> [SET PROBLEM]
Where a line of the listing below includes the word "McLeod", reproduce that line.

Records from a collection
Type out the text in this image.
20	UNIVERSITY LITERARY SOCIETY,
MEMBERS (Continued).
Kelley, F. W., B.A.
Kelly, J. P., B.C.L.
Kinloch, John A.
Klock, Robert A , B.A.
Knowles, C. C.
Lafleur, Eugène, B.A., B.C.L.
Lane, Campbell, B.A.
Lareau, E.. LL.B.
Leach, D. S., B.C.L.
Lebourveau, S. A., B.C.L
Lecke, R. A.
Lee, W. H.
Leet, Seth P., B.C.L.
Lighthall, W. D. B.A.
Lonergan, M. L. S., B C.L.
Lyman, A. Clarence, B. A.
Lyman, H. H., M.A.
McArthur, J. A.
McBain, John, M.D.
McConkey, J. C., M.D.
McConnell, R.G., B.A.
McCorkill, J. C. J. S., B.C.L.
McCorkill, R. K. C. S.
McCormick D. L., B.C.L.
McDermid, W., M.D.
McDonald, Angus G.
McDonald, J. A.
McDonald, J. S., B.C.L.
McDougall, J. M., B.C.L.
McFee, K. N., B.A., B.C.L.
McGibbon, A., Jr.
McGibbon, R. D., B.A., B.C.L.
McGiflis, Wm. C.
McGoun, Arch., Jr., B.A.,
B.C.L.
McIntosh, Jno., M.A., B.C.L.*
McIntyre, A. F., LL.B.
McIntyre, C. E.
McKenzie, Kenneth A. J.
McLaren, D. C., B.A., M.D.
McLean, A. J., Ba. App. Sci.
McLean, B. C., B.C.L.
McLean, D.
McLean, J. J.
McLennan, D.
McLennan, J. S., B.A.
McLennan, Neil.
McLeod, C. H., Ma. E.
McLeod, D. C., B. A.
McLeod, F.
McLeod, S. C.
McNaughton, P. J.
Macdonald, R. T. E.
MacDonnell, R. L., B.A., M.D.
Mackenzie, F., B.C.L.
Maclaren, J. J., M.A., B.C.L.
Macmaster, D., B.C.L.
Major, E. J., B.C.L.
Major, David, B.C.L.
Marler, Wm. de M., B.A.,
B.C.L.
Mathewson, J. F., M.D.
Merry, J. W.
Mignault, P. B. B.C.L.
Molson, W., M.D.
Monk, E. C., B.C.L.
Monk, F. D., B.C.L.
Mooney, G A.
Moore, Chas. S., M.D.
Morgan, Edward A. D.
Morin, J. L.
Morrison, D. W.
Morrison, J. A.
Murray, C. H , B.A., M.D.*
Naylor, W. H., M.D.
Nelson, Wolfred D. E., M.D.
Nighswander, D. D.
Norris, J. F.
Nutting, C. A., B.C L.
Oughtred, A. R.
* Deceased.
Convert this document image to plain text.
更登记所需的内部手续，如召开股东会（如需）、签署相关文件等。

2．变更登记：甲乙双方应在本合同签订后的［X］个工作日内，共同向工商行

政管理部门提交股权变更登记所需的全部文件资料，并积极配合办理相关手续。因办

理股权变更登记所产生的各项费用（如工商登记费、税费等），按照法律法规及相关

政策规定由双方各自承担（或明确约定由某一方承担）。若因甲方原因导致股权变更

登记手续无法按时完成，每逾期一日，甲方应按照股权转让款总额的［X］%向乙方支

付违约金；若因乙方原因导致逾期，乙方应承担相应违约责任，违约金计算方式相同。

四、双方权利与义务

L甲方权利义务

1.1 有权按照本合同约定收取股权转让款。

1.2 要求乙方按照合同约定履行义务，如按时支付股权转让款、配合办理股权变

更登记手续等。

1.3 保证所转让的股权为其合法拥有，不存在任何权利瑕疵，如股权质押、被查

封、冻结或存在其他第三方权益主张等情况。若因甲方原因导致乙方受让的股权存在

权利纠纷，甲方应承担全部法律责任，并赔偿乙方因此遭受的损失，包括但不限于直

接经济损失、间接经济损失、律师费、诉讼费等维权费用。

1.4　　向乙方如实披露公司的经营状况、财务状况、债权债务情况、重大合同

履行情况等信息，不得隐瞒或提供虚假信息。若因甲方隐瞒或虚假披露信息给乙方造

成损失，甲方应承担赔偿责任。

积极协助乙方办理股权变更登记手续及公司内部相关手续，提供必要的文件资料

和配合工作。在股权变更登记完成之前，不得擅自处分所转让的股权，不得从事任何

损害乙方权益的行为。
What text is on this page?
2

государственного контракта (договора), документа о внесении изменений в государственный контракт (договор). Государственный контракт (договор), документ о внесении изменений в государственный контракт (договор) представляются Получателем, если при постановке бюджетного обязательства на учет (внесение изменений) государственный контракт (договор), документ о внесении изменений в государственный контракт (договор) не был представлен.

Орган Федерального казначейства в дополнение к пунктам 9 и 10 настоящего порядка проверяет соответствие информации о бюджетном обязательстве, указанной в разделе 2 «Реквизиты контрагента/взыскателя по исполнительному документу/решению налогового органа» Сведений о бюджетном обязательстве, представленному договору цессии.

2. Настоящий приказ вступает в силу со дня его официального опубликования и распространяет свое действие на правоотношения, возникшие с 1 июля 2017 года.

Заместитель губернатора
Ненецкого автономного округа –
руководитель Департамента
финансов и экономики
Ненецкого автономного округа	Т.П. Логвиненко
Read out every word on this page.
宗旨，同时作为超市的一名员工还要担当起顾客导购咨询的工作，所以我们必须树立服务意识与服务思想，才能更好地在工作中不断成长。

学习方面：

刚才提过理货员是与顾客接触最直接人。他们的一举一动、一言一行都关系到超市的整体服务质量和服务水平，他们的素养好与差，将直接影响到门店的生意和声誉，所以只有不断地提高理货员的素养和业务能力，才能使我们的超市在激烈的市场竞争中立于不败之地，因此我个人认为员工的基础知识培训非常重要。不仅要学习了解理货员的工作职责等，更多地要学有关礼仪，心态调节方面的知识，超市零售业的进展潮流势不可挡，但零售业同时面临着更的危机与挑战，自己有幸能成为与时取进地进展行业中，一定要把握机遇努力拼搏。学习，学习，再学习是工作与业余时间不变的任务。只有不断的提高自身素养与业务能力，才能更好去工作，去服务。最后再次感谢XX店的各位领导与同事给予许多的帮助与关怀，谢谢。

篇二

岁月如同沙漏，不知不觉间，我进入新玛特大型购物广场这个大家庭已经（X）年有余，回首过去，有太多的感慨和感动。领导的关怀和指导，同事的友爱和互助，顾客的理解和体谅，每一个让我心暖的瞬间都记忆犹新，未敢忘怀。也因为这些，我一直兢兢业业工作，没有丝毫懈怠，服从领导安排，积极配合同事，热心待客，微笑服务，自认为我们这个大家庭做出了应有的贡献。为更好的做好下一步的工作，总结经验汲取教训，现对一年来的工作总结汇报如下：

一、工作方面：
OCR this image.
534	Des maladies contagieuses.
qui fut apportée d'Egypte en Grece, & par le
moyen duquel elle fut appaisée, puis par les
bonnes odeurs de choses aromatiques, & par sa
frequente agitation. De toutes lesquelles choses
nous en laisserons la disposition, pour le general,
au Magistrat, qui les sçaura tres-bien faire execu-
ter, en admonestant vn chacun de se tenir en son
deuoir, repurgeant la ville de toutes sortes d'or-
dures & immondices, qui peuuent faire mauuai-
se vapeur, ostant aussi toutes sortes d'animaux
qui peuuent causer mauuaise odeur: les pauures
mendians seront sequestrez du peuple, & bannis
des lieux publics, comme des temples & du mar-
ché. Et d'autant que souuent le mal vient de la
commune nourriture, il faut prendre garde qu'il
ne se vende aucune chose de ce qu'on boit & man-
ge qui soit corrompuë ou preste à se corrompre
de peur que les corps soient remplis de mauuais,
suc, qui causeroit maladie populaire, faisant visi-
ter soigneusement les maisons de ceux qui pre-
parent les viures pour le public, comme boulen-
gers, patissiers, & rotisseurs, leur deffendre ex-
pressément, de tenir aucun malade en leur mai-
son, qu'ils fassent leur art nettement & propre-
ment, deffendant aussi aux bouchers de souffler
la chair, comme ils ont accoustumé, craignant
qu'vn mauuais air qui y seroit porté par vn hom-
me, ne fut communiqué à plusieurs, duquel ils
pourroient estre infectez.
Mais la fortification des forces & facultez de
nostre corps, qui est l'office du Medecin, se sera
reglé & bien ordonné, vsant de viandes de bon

> [CORRECT OUTPUT]
McLeod, C. H., Ma. E.
McLeod, D. C., B. A.
McLeod, F.
McLeod, S. C.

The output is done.